(Items listed in a dataset)
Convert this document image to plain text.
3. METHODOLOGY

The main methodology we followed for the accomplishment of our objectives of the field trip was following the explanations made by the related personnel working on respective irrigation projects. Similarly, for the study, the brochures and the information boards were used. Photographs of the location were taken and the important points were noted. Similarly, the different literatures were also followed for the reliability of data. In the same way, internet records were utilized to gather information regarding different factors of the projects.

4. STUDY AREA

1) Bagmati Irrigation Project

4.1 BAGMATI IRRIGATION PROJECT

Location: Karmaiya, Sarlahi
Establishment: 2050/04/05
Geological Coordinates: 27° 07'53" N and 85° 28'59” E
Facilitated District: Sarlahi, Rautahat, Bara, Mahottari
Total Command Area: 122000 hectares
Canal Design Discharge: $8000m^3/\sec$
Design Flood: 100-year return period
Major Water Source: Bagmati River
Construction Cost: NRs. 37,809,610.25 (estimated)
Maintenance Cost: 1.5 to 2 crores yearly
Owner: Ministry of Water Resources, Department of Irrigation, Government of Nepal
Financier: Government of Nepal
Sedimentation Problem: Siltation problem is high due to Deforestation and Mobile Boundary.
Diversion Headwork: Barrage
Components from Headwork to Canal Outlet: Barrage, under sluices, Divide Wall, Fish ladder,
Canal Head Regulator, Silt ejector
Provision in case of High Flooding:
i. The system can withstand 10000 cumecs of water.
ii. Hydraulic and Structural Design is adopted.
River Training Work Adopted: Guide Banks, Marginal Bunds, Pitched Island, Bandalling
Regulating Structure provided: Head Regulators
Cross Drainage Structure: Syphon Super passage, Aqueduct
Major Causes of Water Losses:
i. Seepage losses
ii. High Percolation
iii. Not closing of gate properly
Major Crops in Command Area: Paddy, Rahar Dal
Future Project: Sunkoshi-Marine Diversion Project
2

## [GIVEN PROBLEM]
Make a copy of each line that contains the string "Design".

## [WORKED SOLUTION]
Canal Design Discharge: $8000m^3/\sec$
Design Flood: 100-year return period
ii. Hydraulic and Structural Design is adopted.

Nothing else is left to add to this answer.